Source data

──────

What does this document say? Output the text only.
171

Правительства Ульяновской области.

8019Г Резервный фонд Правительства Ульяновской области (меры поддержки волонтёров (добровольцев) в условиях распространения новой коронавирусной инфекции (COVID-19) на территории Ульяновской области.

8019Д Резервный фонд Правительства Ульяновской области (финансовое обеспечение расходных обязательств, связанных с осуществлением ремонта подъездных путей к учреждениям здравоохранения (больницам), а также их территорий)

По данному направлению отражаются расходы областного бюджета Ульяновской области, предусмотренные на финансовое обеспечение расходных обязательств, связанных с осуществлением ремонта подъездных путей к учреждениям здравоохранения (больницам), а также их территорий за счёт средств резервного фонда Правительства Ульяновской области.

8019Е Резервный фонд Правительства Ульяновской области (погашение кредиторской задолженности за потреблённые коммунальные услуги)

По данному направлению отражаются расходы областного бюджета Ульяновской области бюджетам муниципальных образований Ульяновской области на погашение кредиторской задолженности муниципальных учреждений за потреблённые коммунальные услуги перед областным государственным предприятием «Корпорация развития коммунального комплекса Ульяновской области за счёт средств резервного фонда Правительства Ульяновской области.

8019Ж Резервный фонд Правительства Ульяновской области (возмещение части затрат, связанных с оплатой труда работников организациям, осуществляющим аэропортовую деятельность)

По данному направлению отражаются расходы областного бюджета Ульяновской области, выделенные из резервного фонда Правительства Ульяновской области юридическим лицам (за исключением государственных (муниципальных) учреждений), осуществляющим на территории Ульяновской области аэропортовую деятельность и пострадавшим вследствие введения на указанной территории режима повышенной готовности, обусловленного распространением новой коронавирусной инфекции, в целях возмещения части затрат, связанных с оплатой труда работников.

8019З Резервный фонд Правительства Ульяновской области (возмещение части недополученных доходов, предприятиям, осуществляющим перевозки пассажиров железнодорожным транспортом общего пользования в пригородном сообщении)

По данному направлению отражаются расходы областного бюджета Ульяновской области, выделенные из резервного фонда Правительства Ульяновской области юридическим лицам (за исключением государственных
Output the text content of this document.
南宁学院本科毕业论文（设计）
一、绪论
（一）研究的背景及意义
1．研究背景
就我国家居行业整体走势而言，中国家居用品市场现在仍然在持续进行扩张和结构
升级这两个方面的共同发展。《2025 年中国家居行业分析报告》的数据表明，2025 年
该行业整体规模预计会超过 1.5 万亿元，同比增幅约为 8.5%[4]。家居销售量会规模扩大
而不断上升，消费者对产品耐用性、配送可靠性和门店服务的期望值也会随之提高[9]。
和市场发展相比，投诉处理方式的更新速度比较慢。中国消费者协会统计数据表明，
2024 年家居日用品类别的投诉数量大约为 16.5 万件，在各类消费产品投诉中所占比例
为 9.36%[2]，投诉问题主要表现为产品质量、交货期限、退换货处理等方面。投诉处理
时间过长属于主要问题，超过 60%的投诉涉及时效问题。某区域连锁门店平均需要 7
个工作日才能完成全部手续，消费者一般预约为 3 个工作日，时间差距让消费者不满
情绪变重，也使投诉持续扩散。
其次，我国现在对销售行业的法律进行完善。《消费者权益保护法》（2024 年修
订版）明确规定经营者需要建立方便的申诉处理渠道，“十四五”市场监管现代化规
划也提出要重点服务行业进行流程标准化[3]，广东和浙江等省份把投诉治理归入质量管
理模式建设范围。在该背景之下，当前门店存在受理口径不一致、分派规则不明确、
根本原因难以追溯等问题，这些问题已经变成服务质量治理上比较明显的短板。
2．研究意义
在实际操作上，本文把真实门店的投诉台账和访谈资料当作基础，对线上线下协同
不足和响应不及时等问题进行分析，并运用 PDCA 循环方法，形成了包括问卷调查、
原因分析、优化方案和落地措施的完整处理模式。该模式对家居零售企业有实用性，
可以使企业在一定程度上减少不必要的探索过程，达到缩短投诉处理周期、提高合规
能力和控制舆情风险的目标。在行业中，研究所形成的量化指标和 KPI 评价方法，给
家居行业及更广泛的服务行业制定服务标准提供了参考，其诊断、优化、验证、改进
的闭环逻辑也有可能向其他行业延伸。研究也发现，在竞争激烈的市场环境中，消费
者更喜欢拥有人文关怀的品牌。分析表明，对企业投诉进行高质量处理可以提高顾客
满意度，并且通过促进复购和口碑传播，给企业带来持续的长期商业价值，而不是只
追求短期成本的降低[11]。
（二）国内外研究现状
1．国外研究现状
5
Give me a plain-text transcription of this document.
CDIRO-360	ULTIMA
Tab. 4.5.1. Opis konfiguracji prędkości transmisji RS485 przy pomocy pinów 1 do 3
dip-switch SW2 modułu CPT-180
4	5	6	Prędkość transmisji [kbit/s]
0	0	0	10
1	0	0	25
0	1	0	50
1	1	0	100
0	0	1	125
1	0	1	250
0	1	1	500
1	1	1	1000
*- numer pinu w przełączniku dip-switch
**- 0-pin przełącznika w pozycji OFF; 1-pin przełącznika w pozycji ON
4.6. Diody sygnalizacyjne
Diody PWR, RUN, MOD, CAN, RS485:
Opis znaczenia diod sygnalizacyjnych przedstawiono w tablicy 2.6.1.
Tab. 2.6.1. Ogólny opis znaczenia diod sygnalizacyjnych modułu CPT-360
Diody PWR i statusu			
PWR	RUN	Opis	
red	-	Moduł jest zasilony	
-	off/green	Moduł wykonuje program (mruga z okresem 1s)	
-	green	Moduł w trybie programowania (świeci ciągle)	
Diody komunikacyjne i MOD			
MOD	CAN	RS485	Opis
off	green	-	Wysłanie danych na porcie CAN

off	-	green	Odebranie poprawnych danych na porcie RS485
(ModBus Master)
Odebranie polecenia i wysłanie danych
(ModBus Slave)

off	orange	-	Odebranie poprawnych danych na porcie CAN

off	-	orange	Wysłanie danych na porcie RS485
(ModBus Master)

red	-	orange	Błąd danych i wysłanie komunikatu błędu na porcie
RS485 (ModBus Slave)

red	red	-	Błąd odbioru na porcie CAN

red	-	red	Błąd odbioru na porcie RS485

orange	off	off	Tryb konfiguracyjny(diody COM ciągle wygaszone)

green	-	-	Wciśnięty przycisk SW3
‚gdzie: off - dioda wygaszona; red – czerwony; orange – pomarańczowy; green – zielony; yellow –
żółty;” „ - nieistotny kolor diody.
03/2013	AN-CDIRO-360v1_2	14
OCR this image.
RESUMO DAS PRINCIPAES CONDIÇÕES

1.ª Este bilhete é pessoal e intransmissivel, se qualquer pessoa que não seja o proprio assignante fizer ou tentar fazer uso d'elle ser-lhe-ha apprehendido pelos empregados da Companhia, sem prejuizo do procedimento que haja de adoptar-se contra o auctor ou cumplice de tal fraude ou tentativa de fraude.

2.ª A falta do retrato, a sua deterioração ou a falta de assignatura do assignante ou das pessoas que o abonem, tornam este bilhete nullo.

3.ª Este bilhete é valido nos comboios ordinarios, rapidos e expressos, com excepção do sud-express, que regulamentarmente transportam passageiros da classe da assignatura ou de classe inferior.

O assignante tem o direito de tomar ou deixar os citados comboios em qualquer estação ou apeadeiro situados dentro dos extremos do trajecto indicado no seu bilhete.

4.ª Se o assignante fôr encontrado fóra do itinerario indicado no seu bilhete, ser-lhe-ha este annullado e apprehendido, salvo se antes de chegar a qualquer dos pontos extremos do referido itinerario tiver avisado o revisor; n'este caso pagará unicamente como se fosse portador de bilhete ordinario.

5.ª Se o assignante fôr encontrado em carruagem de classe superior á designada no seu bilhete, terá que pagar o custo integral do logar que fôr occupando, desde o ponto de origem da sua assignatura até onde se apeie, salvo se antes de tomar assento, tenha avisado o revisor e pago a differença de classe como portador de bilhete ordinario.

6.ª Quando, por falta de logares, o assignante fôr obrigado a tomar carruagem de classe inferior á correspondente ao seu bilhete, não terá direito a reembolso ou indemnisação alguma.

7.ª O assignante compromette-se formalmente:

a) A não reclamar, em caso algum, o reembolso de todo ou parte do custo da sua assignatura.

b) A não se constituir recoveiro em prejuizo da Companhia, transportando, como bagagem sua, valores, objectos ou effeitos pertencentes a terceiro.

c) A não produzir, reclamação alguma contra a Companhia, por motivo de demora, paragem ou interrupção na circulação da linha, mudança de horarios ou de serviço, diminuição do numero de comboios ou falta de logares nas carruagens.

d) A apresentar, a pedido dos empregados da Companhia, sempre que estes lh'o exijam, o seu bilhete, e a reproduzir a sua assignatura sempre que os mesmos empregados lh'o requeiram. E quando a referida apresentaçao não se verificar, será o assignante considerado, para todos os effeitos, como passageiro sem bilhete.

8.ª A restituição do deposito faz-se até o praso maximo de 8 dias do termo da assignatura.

──────

EXERCISE GOAL
Search the data for the string "logares". List each line that has it.

CORRECT ANSWER
6.ª Quando, por falta de logares, o assignante fôr obrigado a tomar carruagem de classe inferior á correspondente ao seu bilhete, não terá direito a reembolso ou indemnisação alguma.
c) A não produzir, reclamação alguma contra a Companhia, por motivo de demora, paragem ou interrupção na circulação da linha, mudança de horarios ou de serviço, diminuição do numero de comboios ou falta de logares nas carruagens.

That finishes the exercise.